[Stored records]
◇ ◇ ◇ ◇ ◇
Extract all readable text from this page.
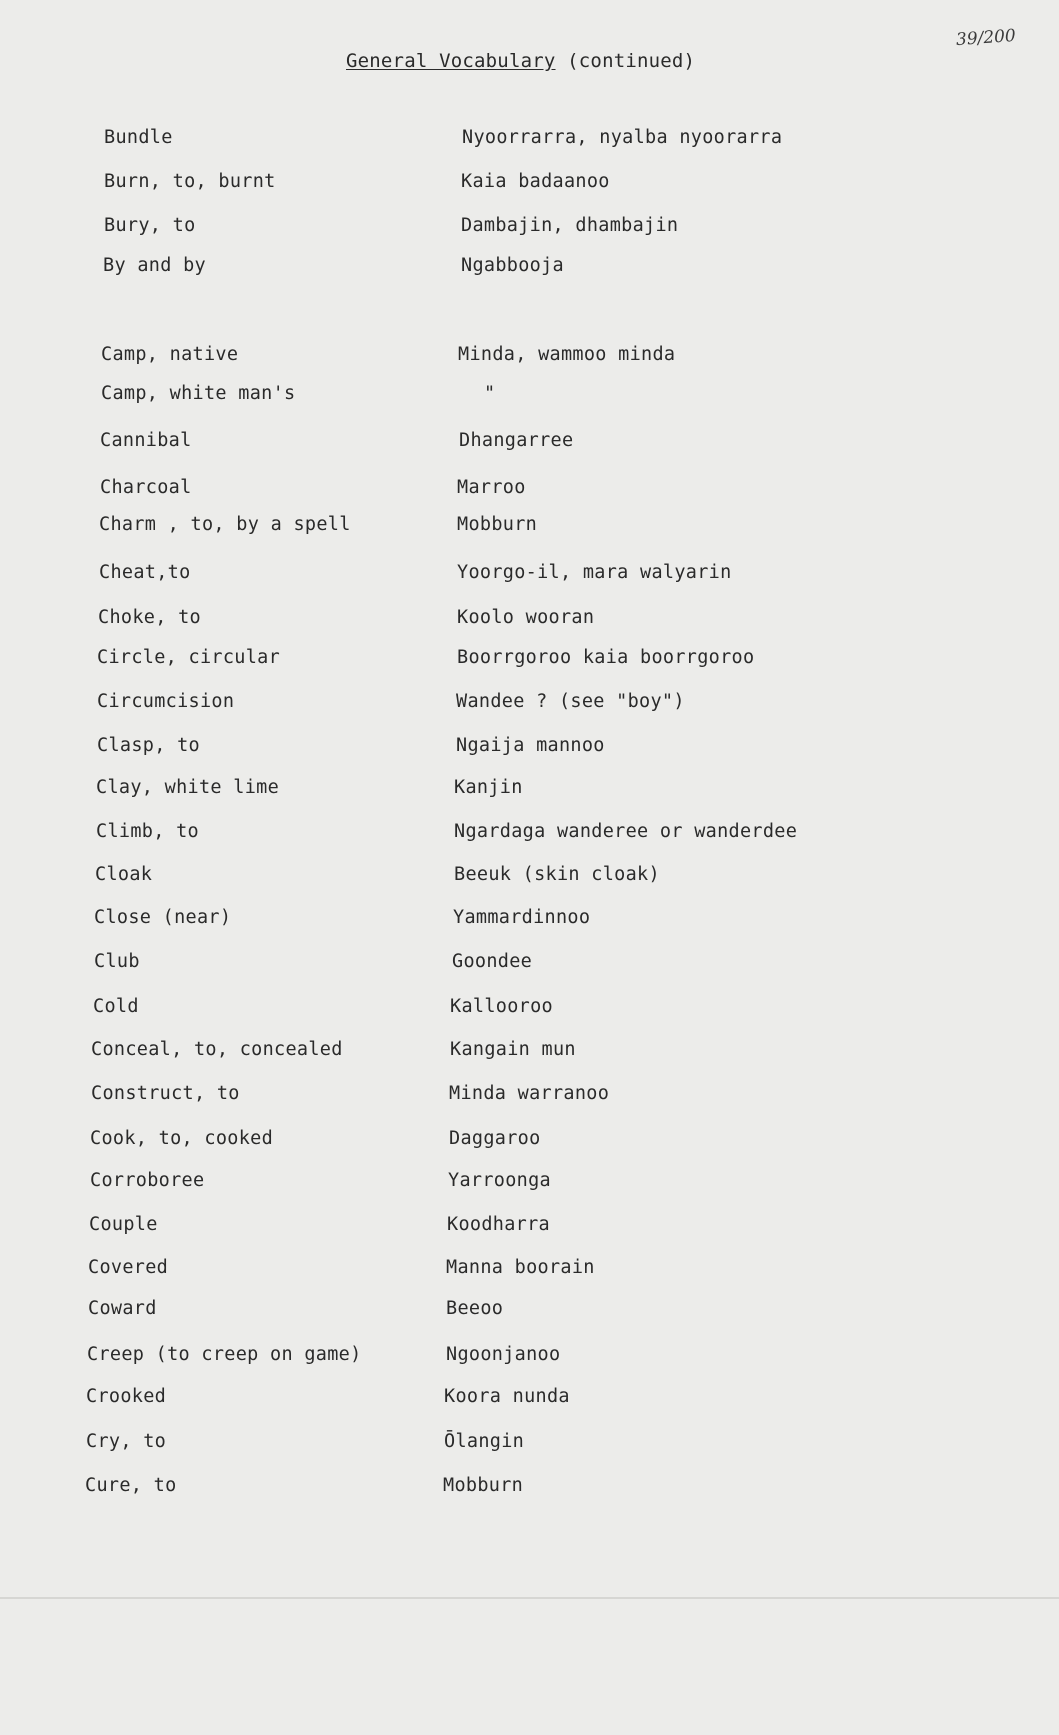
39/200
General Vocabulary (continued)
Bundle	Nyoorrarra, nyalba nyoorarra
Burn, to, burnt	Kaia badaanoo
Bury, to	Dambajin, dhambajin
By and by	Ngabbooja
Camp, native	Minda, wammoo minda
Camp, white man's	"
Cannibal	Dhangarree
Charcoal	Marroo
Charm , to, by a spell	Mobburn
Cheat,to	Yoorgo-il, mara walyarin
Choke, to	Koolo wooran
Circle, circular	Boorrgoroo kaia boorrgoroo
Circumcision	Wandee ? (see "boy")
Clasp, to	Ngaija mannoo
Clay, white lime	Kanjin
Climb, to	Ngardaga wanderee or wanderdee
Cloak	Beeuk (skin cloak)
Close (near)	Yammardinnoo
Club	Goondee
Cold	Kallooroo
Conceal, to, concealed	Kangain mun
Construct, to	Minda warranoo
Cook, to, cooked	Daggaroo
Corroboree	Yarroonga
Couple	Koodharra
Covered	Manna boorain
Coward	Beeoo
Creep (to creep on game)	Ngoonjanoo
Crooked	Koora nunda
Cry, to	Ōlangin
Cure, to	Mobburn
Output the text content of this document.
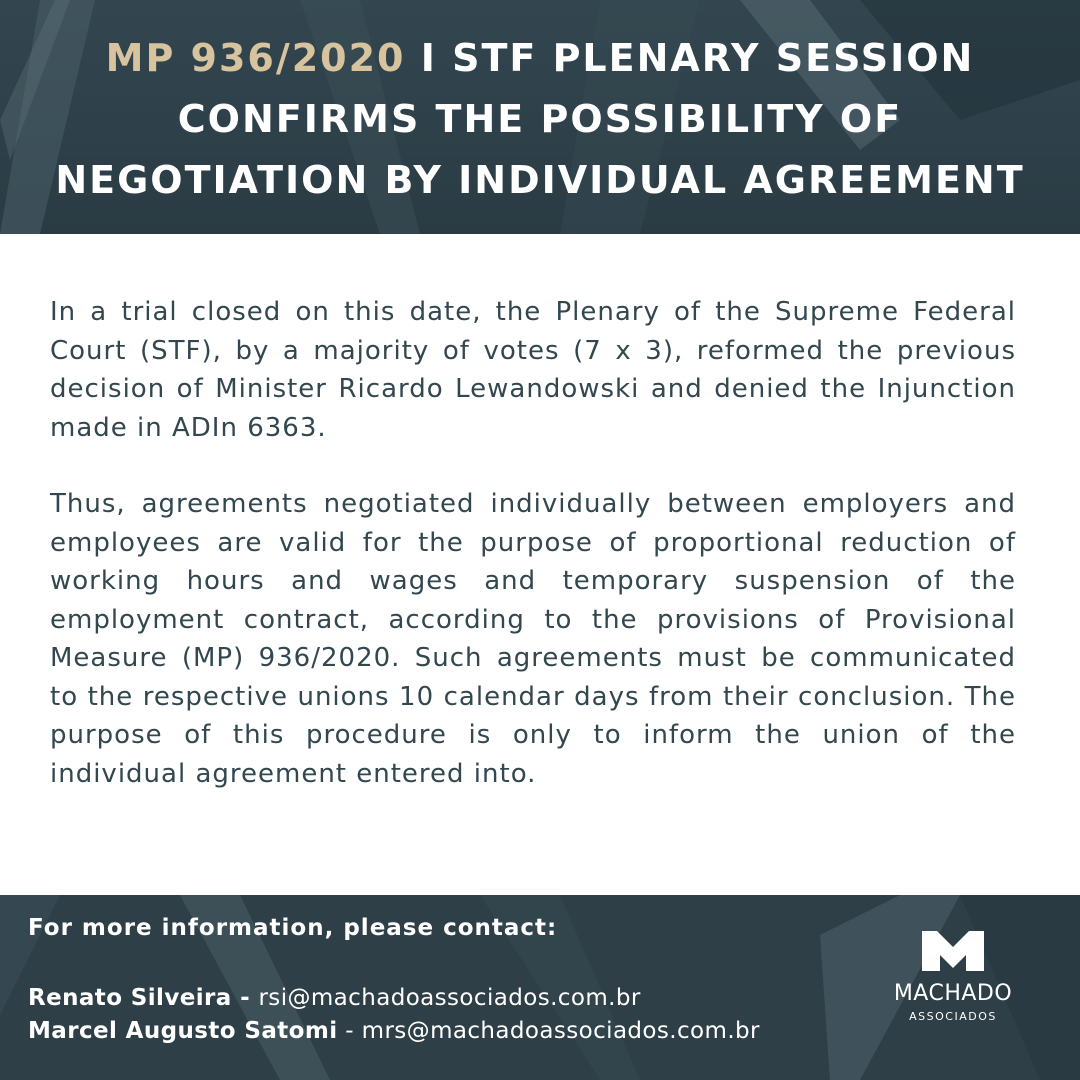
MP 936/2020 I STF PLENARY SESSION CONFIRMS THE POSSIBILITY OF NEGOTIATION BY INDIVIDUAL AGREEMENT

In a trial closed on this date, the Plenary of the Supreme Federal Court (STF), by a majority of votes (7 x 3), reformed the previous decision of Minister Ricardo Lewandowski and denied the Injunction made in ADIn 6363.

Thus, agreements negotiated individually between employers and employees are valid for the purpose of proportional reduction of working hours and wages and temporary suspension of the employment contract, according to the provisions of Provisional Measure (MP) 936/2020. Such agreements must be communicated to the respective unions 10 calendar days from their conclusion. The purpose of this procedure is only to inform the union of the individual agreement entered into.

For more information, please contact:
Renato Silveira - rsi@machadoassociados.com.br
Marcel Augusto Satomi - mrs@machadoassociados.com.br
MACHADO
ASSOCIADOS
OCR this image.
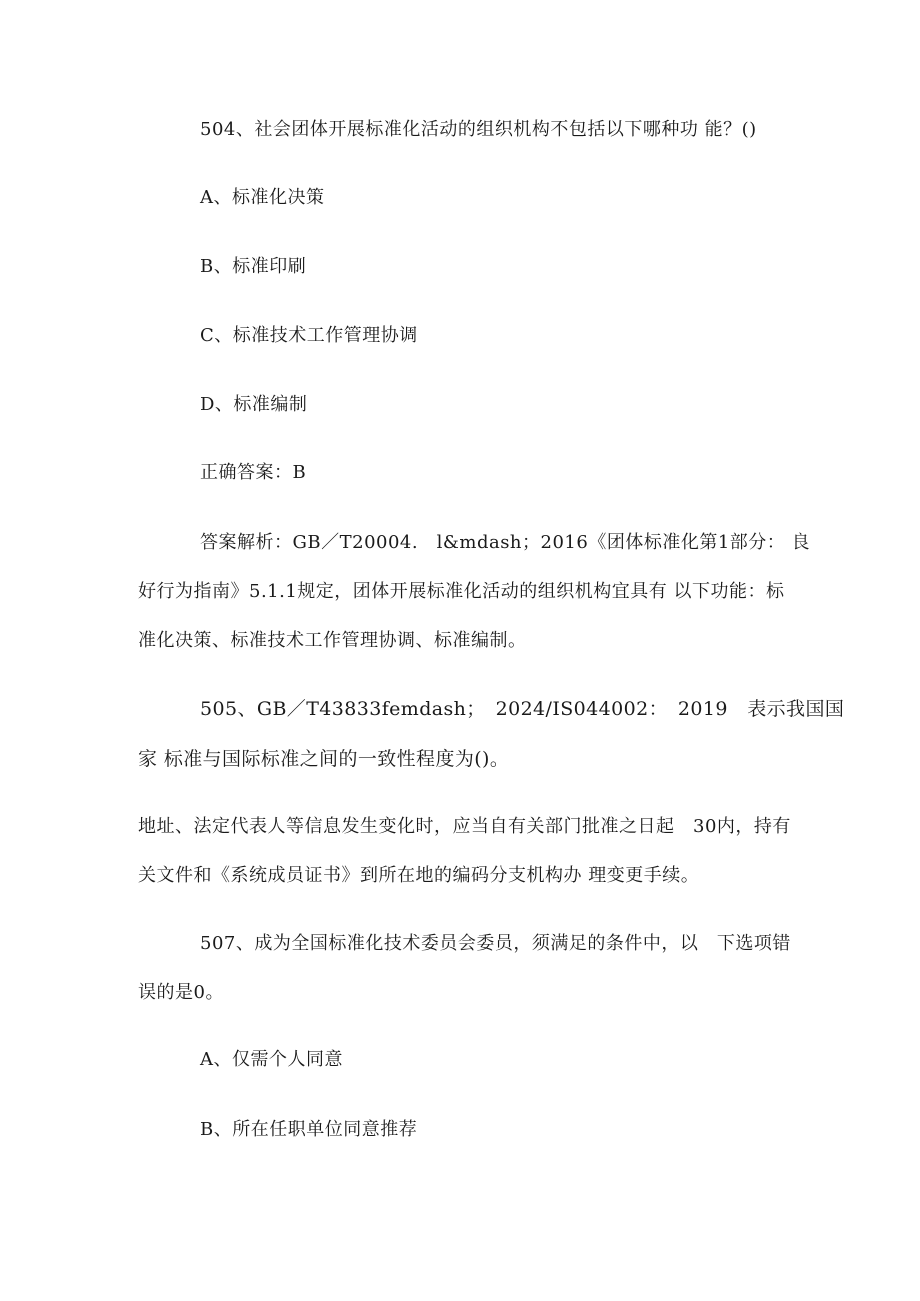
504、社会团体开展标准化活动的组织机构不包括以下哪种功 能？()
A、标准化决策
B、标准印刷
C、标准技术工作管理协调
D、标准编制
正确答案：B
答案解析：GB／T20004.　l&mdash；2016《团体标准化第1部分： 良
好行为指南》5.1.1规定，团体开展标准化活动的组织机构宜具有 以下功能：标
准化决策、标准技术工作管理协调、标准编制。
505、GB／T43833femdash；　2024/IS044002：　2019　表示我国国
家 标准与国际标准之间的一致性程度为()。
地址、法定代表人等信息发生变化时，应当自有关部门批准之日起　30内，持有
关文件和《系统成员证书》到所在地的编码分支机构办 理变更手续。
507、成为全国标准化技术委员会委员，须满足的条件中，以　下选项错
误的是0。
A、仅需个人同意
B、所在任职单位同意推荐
◇ ◇ ◇ ◇ ◇
→ **WORK TO BE COMPLETED**
Locate the lines above that contain "text" and copy them.

→ **COMPLETE ANSWER**
Extract all readable text from this page.
Output the text content of this document.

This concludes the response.